## WRITTEN TASK
Set down each record exactly as written.

## INPUT RECORDS
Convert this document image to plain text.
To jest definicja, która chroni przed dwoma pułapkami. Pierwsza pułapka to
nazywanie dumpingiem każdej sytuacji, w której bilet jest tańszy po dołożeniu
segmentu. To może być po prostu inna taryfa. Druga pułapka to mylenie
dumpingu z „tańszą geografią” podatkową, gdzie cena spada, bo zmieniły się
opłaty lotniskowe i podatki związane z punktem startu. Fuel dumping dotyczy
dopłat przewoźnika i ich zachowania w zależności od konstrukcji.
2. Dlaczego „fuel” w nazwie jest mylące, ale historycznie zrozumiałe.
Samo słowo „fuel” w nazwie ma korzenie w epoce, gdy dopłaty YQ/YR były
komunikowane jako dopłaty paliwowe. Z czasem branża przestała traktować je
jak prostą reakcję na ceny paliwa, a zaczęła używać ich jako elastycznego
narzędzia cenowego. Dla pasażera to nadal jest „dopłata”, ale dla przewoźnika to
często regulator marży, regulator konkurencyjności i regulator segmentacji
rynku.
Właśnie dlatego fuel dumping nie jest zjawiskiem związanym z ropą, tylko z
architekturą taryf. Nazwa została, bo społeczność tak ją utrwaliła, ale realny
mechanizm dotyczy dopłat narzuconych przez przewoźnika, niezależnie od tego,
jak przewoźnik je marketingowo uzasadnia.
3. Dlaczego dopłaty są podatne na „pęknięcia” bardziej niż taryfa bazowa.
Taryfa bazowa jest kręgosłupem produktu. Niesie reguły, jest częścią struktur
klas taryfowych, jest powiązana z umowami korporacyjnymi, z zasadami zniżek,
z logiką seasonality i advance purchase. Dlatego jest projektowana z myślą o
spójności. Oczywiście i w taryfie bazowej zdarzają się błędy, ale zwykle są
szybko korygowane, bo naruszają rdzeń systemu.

## SOLUTION TO THIS EXERCISE
Convert this document image to plain text.
To jest definicja, która chroni przed dwoma pułapkami. Pierwsza pułapka to
nazywanie dumpingiem każdej sytuacji, w której bilet jest tańszy po dołożeniu
segmentu. To może być po prostu inna taryfa. Druga pułapka to mylenie
dumpingu z „tańszą geografią” podatkową, gdzie cena spada, bo zmieniły się
opłaty lotniskowe i podatki związane z punktem startu. Fuel dumping dotyczy
dopłat przewoźnika i ich zachowania w zależności od konstrukcji.
2. Dlaczego „fuel” w nazwie jest mylące, ale historycznie zrozumiałe.
Samo słowo „fuel” w nazwie ma korzenie w epoce, gdy dopłaty YQ/YR były
komunikowane jako dopłaty paliwowe. Z czasem branża przestała traktować je
jak prostą reakcję na ceny paliwa, a zaczęła używać ich jako elastycznego
narzędzia cenowego. Dla pasażera to nadal jest „dopłata”, ale dla przewoźnika to
często regulator marży, regulator konkurencyjności i regulator segmentacji
rynku.
Właśnie dlatego fuel dumping nie jest zjawiskiem związanym z ropą, tylko z
architekturą taryf. Nazwa została, bo społeczność tak ją utrwaliła, ale realny
mechanizm dotyczy dopłat narzuconych przez przewoźnika, niezależnie od tego,
jak przewoźnik je marketingowo uzasadnia.
3. Dlaczego dopłaty są podatne na „pęknięcia” bardziej niż taryfa bazowa.
Taryfa bazowa jest kręgosłupem produktu. Niesie reguły, jest częścią struktur
klas taryfowych, jest powiązana z umowami korporacyjnymi, z zasadami zniżek,
z logiką seasonality i advance purchase. Dlatego jest projektowana z myślą o
spójności. Oczywiście i w taryfie bazowej zdarzają się błędy, ale zwykle są
szybko korygowane, bo naruszają rdzeń systemu.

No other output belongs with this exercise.